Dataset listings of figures
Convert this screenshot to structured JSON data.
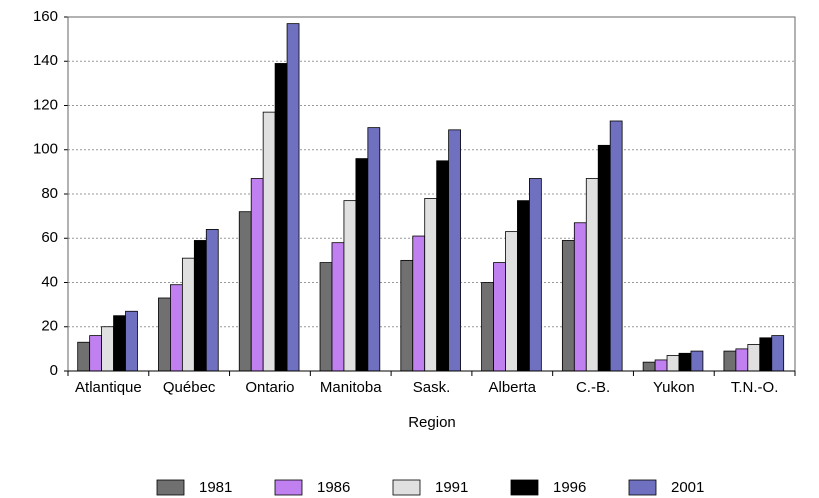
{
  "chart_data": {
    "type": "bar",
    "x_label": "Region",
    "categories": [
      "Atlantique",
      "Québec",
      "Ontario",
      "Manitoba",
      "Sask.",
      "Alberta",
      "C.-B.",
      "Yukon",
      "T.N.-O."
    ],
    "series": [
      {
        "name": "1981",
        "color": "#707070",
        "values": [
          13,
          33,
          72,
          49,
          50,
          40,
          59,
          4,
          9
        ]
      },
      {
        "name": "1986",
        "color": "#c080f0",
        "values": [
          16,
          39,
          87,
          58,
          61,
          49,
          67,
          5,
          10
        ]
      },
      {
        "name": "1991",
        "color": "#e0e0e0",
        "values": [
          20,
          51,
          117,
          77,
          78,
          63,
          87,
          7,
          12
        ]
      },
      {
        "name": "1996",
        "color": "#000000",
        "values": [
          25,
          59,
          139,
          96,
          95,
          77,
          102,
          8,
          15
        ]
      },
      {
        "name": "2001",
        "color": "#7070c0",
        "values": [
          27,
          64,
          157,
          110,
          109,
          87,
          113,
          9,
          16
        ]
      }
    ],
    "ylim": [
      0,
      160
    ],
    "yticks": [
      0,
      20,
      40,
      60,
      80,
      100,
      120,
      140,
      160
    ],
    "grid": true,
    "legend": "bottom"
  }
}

* * *

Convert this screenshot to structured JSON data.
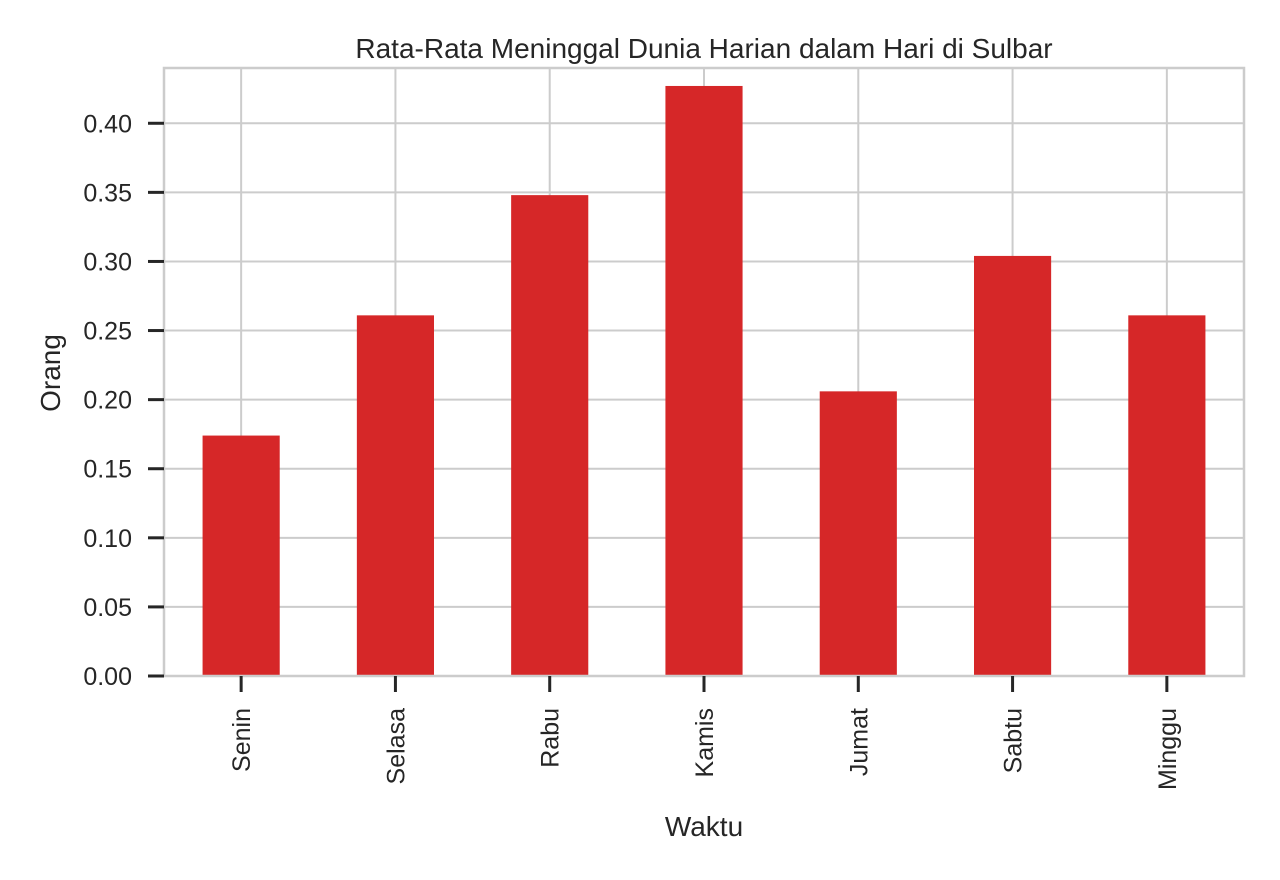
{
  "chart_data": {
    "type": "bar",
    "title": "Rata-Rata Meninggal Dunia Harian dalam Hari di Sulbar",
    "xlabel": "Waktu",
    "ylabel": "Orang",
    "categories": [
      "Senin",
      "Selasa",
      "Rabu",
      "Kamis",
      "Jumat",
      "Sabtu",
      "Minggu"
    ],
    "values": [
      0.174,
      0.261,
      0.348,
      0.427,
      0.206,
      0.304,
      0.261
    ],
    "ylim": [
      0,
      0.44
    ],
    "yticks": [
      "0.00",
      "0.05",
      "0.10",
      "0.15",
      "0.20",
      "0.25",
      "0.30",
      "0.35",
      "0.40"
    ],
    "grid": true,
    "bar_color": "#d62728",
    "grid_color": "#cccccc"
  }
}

--

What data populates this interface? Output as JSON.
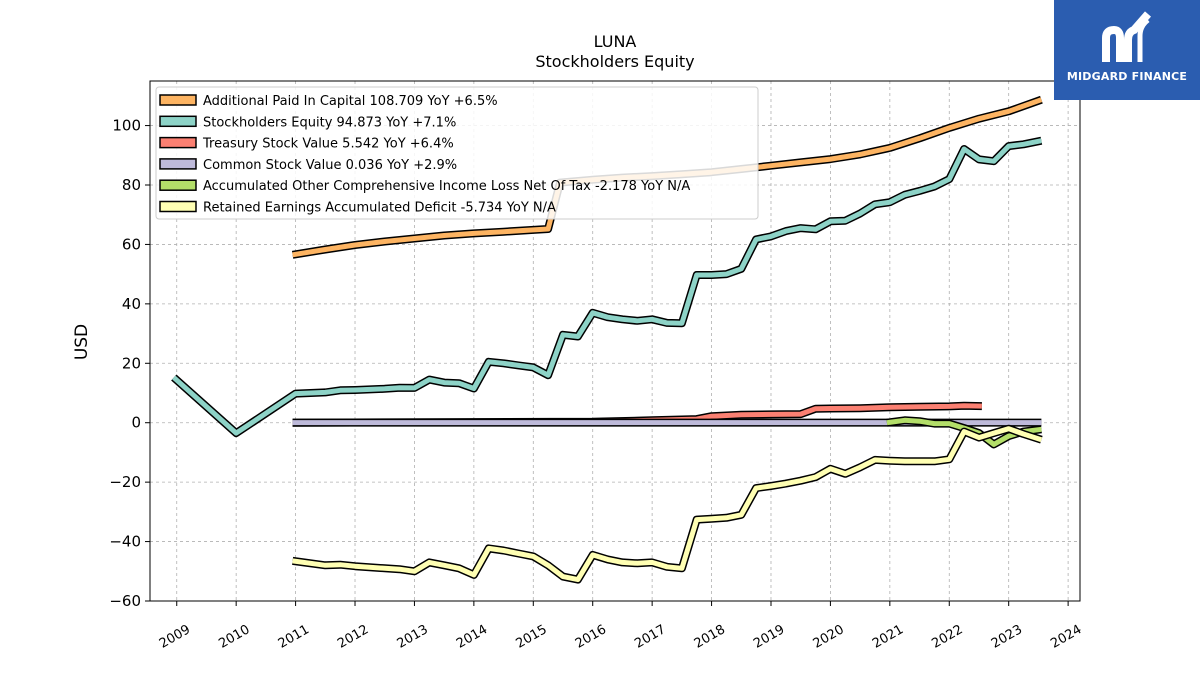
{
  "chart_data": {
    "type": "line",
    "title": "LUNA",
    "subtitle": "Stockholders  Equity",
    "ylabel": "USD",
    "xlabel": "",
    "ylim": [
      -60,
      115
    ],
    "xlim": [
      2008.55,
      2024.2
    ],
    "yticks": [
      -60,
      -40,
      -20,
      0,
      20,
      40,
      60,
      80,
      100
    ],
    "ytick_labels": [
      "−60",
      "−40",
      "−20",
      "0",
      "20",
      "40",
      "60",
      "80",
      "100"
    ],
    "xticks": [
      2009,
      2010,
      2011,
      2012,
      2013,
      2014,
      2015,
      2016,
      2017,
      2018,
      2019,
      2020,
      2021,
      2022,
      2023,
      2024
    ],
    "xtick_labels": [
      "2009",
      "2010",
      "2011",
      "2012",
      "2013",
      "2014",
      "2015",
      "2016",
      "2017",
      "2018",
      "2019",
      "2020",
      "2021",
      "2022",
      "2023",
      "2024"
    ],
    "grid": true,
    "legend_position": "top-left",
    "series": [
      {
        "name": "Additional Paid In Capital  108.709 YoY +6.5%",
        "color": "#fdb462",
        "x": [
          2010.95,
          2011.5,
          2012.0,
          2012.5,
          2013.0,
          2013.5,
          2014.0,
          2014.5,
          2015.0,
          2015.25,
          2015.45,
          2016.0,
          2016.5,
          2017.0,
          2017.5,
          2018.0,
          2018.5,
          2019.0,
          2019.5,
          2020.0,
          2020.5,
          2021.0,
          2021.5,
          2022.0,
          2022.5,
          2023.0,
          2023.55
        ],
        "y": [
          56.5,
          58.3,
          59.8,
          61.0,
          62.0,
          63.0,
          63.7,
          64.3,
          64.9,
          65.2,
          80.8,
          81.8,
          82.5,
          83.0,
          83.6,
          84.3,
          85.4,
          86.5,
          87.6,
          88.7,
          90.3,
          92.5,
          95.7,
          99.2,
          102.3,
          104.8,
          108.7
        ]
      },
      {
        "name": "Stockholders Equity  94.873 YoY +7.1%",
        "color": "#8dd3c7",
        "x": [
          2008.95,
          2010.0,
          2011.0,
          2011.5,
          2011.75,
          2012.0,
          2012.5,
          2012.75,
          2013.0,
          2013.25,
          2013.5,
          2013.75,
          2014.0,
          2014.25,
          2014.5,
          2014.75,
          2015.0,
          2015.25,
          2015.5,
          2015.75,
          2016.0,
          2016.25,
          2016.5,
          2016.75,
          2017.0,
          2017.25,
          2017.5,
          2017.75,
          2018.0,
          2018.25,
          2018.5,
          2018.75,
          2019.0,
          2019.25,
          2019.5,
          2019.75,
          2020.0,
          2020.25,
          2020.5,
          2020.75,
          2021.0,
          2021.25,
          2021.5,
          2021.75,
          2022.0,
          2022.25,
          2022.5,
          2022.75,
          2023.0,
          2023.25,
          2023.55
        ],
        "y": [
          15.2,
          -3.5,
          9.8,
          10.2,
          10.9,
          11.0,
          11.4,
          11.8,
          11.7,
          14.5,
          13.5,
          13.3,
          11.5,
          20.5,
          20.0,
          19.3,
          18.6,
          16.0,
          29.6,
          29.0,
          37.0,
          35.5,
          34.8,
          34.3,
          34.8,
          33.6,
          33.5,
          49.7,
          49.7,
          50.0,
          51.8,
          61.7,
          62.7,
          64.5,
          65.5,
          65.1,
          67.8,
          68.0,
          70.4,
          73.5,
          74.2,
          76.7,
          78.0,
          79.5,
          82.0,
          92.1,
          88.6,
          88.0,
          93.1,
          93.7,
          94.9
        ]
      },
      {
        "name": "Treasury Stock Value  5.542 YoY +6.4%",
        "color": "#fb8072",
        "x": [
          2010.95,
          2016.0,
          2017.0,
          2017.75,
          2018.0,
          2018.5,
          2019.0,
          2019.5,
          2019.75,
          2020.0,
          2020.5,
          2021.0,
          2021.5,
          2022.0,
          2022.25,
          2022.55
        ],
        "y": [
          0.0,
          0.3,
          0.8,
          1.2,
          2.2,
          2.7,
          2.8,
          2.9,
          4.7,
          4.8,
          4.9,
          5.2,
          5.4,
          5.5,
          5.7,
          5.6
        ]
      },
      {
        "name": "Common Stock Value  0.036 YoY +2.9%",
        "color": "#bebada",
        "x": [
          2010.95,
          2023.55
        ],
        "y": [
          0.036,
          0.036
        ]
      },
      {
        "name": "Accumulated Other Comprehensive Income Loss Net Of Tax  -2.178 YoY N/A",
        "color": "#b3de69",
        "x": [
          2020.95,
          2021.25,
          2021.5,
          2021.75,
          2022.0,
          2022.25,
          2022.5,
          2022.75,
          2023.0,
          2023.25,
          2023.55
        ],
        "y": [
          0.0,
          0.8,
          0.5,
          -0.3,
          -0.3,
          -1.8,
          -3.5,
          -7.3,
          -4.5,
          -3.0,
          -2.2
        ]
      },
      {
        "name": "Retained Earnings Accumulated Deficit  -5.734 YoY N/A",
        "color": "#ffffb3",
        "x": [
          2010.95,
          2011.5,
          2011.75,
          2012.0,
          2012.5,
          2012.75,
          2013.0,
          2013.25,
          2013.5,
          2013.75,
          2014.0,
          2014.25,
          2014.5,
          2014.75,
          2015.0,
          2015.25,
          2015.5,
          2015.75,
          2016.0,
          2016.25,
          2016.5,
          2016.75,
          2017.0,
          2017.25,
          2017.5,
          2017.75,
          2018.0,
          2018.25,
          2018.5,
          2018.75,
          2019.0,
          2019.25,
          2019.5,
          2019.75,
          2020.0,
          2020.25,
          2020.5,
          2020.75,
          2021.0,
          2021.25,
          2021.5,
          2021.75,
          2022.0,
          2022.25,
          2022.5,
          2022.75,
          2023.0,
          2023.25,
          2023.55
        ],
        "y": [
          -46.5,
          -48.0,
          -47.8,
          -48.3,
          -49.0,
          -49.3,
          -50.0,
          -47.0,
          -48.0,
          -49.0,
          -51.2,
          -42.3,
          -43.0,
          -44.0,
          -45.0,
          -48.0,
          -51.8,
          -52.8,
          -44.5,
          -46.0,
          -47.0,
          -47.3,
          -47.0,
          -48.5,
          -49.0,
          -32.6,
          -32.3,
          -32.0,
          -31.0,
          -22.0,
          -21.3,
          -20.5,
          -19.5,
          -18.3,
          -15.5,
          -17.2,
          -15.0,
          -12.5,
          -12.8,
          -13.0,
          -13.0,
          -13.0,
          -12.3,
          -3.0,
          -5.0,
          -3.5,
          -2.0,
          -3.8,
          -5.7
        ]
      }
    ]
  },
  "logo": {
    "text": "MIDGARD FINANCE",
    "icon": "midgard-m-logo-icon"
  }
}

# [What to do]
Count each line where the string "Equity" occurs, and write only the number.

# [Final result]
2